- _Source document_:
####

Although power steering for snowmobiles was first introduced by Yamaha over a decade ago, it never took the industry by storm the way it was anticipated.
We clearly remember the first time Supertrax sampled this feature, late one winter as the season was ending. The Yamaha execs who accompanied us on that first ride with the new technology kept completely quiet about it and only told us we’d likely notice something different on this particular Apex with the hood sealed shut. They wouldn’t tell us what the new feature was unless we guessed it.
The then-new EPS system was so subtle it took us about twenty minutes of riding before we were convinced Yamaha had, in fact, put power steering on its menu for sleds for the next season. To clarify a bit, Yamaha had already been using EPS on its ATVs for a couple of years and we knew how good the system worked in that off-road medium.
Once we realized it existed on that Apex, I remember we were very impressed how well it worked to improve handling and steering ease with that somewhat bulky 4-stroke RS platform. For certain, jumping from one sled with EPS to one without showed an incredible difference in response at the handlebars and definitely inspired a whopping helping of rider confidence.

####

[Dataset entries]
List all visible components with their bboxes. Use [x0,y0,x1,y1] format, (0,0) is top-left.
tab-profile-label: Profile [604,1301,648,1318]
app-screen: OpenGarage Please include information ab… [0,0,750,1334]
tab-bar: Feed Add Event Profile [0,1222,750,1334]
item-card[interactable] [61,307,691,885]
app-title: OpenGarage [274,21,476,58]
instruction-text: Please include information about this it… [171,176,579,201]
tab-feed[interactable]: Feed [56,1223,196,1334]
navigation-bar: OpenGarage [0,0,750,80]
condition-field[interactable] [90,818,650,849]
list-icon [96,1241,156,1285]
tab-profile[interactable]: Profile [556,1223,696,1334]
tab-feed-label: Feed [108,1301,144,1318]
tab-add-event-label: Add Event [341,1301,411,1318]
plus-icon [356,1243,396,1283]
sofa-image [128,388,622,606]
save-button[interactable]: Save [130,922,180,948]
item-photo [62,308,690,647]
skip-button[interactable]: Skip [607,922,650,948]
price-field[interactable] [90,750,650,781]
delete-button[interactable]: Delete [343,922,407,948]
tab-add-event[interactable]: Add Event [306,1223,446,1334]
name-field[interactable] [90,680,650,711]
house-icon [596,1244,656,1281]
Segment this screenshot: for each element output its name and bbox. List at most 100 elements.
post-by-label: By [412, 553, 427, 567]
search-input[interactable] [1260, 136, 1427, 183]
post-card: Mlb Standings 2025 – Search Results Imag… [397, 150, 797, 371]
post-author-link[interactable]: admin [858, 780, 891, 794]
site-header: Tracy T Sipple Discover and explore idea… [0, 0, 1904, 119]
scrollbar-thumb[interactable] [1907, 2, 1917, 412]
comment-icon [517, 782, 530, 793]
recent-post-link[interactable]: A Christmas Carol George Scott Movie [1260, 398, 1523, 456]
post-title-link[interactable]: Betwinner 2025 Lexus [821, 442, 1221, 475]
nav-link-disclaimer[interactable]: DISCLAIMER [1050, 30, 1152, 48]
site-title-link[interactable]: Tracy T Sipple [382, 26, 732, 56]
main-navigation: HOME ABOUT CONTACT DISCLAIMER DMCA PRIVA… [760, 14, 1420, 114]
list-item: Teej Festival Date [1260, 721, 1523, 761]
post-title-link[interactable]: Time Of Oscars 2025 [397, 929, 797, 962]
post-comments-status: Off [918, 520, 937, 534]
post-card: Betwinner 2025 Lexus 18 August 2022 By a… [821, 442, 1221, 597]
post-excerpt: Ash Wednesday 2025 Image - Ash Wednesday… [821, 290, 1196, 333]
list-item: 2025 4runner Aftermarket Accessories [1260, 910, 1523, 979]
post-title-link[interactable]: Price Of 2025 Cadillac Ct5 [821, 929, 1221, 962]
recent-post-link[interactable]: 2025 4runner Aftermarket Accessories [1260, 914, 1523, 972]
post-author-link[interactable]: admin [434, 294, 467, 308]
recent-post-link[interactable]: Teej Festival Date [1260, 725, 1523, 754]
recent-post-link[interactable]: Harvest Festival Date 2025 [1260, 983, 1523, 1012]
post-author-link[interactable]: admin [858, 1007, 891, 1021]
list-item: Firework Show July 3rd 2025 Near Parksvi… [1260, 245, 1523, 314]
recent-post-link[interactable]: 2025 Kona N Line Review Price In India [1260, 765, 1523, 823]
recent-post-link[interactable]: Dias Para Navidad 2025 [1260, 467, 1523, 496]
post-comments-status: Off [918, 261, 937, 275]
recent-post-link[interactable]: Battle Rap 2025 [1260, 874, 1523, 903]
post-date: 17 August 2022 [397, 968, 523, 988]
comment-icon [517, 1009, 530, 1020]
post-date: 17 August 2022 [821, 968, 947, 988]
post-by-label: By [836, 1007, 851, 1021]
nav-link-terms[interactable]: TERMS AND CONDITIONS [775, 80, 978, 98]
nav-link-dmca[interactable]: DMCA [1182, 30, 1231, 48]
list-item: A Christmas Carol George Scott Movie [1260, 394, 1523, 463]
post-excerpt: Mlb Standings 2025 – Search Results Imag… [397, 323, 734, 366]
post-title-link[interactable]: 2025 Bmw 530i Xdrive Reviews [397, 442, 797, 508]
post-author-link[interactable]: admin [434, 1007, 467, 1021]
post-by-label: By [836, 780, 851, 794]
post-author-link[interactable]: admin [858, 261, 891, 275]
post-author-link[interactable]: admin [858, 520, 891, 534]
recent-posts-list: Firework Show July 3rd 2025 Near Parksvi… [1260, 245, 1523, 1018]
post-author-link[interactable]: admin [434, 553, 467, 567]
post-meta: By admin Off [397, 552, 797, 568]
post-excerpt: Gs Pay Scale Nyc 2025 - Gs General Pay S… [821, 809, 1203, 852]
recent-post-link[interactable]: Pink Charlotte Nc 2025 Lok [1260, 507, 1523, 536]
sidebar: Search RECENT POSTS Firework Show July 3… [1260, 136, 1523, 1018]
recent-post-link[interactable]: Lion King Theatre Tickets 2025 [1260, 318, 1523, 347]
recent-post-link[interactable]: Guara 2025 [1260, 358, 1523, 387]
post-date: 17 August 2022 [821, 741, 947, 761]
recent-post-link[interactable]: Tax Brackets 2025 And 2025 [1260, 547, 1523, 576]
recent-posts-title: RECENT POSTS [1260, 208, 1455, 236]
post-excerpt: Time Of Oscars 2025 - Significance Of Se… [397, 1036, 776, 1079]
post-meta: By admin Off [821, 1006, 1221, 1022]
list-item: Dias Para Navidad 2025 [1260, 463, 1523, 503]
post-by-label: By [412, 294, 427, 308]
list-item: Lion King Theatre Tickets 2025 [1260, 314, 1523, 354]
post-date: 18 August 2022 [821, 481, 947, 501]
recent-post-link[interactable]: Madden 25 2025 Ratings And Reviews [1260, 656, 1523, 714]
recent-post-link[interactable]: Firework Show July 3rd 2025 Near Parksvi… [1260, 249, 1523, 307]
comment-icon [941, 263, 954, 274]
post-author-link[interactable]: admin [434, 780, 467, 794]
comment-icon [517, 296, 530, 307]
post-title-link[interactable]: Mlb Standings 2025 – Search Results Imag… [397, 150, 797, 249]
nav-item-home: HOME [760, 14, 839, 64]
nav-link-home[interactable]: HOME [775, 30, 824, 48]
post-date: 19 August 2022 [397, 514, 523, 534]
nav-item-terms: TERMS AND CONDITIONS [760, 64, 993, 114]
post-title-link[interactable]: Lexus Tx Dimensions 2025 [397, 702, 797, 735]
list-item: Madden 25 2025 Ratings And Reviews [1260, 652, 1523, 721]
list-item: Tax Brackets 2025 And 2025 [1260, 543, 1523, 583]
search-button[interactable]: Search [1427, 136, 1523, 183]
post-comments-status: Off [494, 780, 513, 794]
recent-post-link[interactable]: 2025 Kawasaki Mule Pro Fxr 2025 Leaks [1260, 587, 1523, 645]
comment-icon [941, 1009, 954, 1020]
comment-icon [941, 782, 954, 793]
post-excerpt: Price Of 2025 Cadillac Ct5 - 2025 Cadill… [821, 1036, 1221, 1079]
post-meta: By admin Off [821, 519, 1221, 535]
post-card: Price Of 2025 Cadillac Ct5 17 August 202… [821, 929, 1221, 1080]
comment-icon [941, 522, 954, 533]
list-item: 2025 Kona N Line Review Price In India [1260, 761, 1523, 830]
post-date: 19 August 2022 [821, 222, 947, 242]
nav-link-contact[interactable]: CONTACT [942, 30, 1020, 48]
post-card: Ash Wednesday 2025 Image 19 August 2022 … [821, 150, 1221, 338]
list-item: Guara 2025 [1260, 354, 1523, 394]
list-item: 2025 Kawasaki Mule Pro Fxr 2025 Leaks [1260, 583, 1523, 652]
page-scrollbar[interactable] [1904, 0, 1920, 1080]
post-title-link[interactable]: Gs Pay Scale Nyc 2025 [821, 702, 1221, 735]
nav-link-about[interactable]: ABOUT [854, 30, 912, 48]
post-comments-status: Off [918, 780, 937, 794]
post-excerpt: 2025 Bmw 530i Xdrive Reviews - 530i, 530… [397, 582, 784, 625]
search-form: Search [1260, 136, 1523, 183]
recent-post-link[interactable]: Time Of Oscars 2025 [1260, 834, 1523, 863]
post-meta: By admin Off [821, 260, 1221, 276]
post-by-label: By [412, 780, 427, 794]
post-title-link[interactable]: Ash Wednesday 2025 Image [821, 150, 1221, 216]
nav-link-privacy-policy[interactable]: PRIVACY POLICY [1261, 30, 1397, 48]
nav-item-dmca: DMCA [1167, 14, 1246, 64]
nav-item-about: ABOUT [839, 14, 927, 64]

####

- _Activities_:
1) What are all the lengths of time that the snowmobile power steering article states with an amount? Give each as the article words it.
2) Answer these questions from the snowmobile power steering article:
(a) Which company first introduced power steering for snowmobiles?
(b) About how long did the riders need before they were convinced the sled had power steering?
(c) On what vehicles had Yamaha already been using EPS for a couple of years?
3) Pick up the snowmobile power steering article after its last sentence and continue it.

- _Your written answers_:
1)
- over a decade
- about twenty minutes
- a couple of years

2)
(a) Yamaha
(b) About twenty minutes
(c) Its ATVs

3)
Probably one reason EPS never killed it in the snowmobile marketplace was that at that time snowmobiling was pretty obsessed with snocross and twin cylinder 2-strokes that were above all else light – and torquey like a closed course race sled. Some hard-to-please enthusiasts branded EPS to be a “band-aid” for poor handling and, worse yet, another contributor to excess weight – and cost.
We found, the next season after spending more time with EPS, that the EPS Yamahas were an incredible pleasure to ride on long days behind the handlebars where late-day fatigue is a factor as the miles pile up. At that time Yamaha’s skis weren’t as good as they are now, but darting and heaviness at the skis was all but erased. Extra weight? Yes, it’s impossible to deny that there was a weight gain – but forget about detecting it. You simply could not sense it in any way.
To be fair, Yamaha never really marketed power steering as a performance enhancer for racetrack-type sleds. Rather, the focus was on touring sleds, mid-rangers and the Apex. If you never rode any of those Yamahas, it’s pretty hard to judge EPS fairly. The main thing is: Owners who added EPS absolutely loved it in a big way and have long been begging Yamaha to bring it back.
This year, Yamaha has answered the call of its market and brought power steering to a cross-section of its 2022 sleds. The difference this time is EPS is offered in the SR chassis (SideWinder) as well as certain RS models and the VK Professional.
We had the opportunity to ride a SideWinder last March with EPS and felt it was even better than the EPS Yamaha had offered in its first run. This time the feedback at the bars was even more subtle and seemed to provide more trail “feel” to the rider at the grips. Some of this renewed sensitivity could be due to the use of Yamaha’s unique STRYKE skis. These boards have made a huge improvement to Yamaha’s handling whether combined with EPS or not.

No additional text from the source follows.